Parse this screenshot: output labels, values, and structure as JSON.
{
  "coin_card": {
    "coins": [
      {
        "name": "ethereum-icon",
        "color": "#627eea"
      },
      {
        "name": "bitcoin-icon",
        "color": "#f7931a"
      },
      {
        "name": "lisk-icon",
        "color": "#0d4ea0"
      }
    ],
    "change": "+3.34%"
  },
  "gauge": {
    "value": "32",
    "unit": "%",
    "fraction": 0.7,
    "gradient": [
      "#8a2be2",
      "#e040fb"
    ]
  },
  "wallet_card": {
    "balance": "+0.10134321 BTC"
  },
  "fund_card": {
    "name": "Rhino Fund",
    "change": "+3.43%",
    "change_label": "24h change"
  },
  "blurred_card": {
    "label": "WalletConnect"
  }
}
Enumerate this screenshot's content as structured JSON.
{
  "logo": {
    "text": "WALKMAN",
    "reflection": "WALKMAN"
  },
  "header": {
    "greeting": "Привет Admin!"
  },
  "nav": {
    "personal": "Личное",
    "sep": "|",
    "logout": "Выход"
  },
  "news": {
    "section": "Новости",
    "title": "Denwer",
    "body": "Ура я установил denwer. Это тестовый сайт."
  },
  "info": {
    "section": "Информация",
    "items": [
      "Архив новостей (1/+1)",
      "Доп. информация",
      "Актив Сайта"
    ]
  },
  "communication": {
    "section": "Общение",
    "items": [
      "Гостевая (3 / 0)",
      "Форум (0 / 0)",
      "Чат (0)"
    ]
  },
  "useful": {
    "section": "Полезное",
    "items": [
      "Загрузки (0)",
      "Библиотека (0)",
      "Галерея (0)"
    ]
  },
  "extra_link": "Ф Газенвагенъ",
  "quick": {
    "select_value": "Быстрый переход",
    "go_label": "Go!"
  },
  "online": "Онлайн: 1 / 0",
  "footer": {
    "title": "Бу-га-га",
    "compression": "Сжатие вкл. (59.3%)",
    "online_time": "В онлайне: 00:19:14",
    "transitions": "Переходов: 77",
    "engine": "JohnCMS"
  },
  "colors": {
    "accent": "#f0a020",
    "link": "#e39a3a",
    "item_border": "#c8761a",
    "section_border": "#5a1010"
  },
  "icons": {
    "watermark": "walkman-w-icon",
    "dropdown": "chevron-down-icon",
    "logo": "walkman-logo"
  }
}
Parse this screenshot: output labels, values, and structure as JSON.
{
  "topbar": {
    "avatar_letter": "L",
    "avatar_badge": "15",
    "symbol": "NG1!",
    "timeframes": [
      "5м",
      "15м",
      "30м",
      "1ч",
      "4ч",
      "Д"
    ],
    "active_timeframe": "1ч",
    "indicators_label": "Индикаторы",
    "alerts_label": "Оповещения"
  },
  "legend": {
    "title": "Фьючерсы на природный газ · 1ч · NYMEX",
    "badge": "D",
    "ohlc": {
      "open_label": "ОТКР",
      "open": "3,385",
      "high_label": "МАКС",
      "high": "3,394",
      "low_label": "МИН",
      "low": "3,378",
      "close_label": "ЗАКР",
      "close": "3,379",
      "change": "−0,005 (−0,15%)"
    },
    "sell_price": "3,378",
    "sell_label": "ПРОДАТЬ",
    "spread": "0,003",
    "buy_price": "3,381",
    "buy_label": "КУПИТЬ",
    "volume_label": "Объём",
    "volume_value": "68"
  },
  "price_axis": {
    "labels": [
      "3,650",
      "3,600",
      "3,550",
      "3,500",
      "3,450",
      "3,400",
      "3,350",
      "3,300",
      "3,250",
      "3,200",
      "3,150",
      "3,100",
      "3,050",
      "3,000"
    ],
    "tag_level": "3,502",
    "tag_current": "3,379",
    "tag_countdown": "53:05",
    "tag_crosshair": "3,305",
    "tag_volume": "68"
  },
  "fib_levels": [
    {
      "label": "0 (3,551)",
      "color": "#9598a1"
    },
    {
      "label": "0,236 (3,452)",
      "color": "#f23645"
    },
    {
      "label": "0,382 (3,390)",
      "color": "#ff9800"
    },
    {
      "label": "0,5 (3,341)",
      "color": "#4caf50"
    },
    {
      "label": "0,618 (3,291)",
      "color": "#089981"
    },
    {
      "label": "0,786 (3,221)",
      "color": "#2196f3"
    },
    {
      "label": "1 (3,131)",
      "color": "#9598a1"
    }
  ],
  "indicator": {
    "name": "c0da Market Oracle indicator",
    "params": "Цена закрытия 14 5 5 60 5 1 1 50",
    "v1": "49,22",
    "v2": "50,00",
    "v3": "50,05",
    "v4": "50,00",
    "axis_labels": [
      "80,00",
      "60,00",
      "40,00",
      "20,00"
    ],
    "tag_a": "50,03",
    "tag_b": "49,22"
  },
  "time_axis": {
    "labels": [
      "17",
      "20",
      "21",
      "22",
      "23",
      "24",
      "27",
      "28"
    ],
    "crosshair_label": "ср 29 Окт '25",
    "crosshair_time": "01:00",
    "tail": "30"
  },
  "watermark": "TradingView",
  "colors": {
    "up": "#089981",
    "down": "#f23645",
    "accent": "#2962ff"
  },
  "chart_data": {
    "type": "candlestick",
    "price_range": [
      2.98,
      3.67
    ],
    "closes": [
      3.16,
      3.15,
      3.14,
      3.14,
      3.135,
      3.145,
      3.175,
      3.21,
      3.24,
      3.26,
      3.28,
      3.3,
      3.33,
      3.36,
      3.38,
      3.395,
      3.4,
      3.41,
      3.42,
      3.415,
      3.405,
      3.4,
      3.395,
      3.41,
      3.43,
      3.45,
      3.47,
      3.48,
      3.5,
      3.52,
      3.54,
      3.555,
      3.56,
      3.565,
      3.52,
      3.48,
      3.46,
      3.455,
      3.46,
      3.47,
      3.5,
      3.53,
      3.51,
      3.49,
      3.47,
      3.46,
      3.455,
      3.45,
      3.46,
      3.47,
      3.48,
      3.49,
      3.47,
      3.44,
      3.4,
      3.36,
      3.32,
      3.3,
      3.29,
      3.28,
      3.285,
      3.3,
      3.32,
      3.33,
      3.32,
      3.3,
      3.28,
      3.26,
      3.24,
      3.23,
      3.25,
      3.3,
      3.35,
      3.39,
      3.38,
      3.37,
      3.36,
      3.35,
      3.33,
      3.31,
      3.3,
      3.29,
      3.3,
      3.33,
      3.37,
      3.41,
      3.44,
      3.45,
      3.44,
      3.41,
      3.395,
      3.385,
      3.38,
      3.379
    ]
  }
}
····················
▸ **Given task**: Copy all of the data. Keep every word exactly as it is.

▸ **Correct answer**:
Parse this screenshot: output labels, values, and structure as JSON.
{
  "coin_card": {
    "coins": [
      {
        "name": "ethereum-icon",
        "color": "#627eea"
      },
      {
        "name": "bitcoin-icon",
        "color": "#f7931a"
      },
      {
        "name": "lisk-icon",
        "color": "#0d4ea0"
      }
    ],
    "change": "+3.34%"
  },
  "gauge": {
    "value": "32",
    "unit": "%",
    "fraction": 0.7,
    "gradient": [
      "#8a2be2",
      "#e040fb"
    ]
  },
  "wallet_card": {
    "balance": "+0.10134321 BTC"
  },
  "fund_card": {
    "name": "Rhino Fund",
    "change": "+3.43%",
    "change_label": "24h change"
  },
  "blurred_card": {
    "label": "WalletConnect"
  }
}
Enumerate this screenshot's content as structured JSON.
{
  "logo": {
    "text": "WALKMAN",
    "reflection": "WALKMAN"
  },
  "header": {
    "greeting": "Привет Admin!"
  },
  "nav": {
    "personal": "Личное",
    "sep": "|",
    "logout": "Выход"
  },
  "news": {
    "section": "Новости",
    "title": "Denwer",
    "body": "Ура я установил denwer. Это тестовый сайт."
  },
  "info": {
    "section": "Информация",
    "items": [
      "Архив новостей (1/+1)",
      "Доп. информация",
      "Актив Сайта"
    ]
  },
  "communication": {
    "section": "Общение",
    "items": [
      "Гостевая (3 / 0)",
      "Форум (0 / 0)",
      "Чат (0)"
    ]
  },
  "useful": {
    "section": "Полезное",
    "items": [
      "Загрузки (0)",
      "Библиотека (0)",
      "Галерея (0)"
    ]
  },
  "extra_link": "Ф Газенвагенъ",
  "quick": {
    "select_value": "Быстрый переход",
    "go_label": "Go!"
  },
  "online": "Онлайн: 1 / 0",
  "footer": {
    "title": "Бу-га-га",
    "compression": "Сжатие вкл. (59.3%)",
    "online_time": "В онлайне: 00:19:14",
    "transitions": "Переходов: 77",
    "engine": "JohnCMS"
  },
  "colors": {
    "accent": "#f0a020",
    "link": "#e39a3a",
    "item_border": "#c8761a",
    "section_border": "#5a1010"
  },
  "icons": {
    "watermark": "walkman-w-icon",
    "dropdown": "chevron-down-icon",
    "logo": "walkman-logo"
  }
}
Parse this screenshot: output labels, values, and structure as JSON.
{
  "topbar": {
    "avatar_letter": "L",
    "avatar_badge": "15",
    "symbol": "NG1!",
    "timeframes": [
      "5м",
      "15м",
      "30м",
      "1ч",
      "4ч",
      "Д"
    ],
    "active_timeframe": "1ч",
    "indicators_label": "Индикаторы",
    "alerts_label": "Оповещения"
  },
  "legend": {
    "title": "Фьючерсы на природный газ · 1ч · NYMEX",
    "badge": "D",
    "ohlc": {
      "open_label": "ОТКР",
      "open": "3,385",
      "high_label": "МАКС",
      "high": "3,394",
      "low_label": "МИН",
      "low": "3,378",
      "close_label": "ЗАКР",
      "close": "3,379",
      "change": "−0,005 (−0,15%)"
    },
    "sell_price": "3,378",
    "sell_label": "ПРОДАТЬ",
    "spread": "0,003",
    "buy_price": "3,381",
    "buy_label": "КУПИТЬ",
    "volume_label": "Объём",
    "volume_value": "68"
  },
  "price_axis": {
    "labels": [
      "3,650",
      "3,600",
      "3,550",
      "3,500",
      "3,450",
      "3,400",
      "3,350",
      "3,300",
      "3,250",
      "3,200",
      "3,150",
      "3,100",
      "3,050",
      "3,000"
    ],
    "tag_level": "3,502",
    "tag_current": "3,379",
    "tag_countdown": "53:05",
    "tag_crosshair": "3,305",
    "tag_volume": "68"
  },
  "fib_levels": [
    {
      "label": "0 (3,551)",
      "color": "#9598a1"
    },
    {
      "label": "0,236 (3,452)",
      "color": "#f23645"
    },
    {
      "label": "0,382 (3,390)",
      "color": "#ff9800"
    },
    {
      "label": "0,5 (3,341)",
      "color": "#4caf50"
    },
    {
      "label": "0,618 (3,291)",
      "color": "#089981"
    },
    {
      "label": "0,786 (3,221)",
      "color": "#2196f3"
    },
    {
      "label": "1 (3,131)",
      "color": "#9598a1"
    }
  ],
  "indicator": {
    "name": "c0da Market Oracle indicator",
    "params": "Цена закрытия 14 5 5 60 5 1 1 50",
    "v1": "49,22",
    "v2": "50,00",
    "v3": "50,05",
    "v4": "50,00",
    "axis_labels": [
      "80,00",
      "60,00",
      "40,00",
      "20,00"
    ],
    "tag_a": "50,03",
    "tag_b": "49,22"
  },
  "time_axis": {
    "labels": [
      "17",
      "20",
      "21",
      "22",
      "23",
      "24",
      "27",
      "28"
    ],
    "crosshair_label": "ср 29 Окт '25",
    "crosshair_time": "01:00",
    "tail": "30"
  },
  "watermark": "TradingView",
  "colors": {
    "up": "#089981",
    "down": "#f23645",
    "accent": "#2962ff"
  },
  "chart_data": {
    "type": "candlestick",
    "price_range": [
      2.98,
      3.67
    ],
    "closes": [
      3.16,
      3.15,
      3.14,
      3.14,
      3.135,
      3.145,
      3.175,
      3.21,
      3.24,
      3.26,
      3.28,
      3.3,
      3.33,
      3.36,
      3.38,
      3.395,
      3.4,
      3.41,
      3.42,
      3.415,
      3.405,
      3.4,
      3.395,
      3.41,
      3.43,
      3.45,
      3.47,
      3.48,
      3.5,
      3.52,
      3.54,
      3.555,
      3.56,
      3.565,
      3.52,
      3.48,
      3.46,
      3.455,
      3.46,
      3.47,
      3.5,
      3.53,
      3.51,
      3.49,
      3.47,
      3.46,
      3.455,
      3.45,
      3.46,
      3.47,
      3.48,
      3.49,
      3.47,
      3.44,
      3.4,
      3.36,
      3.32,
      3.3,
      3.29,
      3.28,
      3.285,
      3.3,
      3.32,
      3.33,
      3.32,
      3.3,
      3.28,
      3.26,
      3.24,
      3.23,
      3.25,
      3.3,
      3.35,
      3.39,
      3.38,
      3.37,
      3.36,
      3.35,
      3.33,
      3.31,
      3.3,
      3.29,
      3.3,
      3.33,
      3.37,
      3.41,
      3.44,
      3.45,
      3.44,
      3.41,
      3.395,
      3.385,
      3.38,
      3.379
    ]
  }
}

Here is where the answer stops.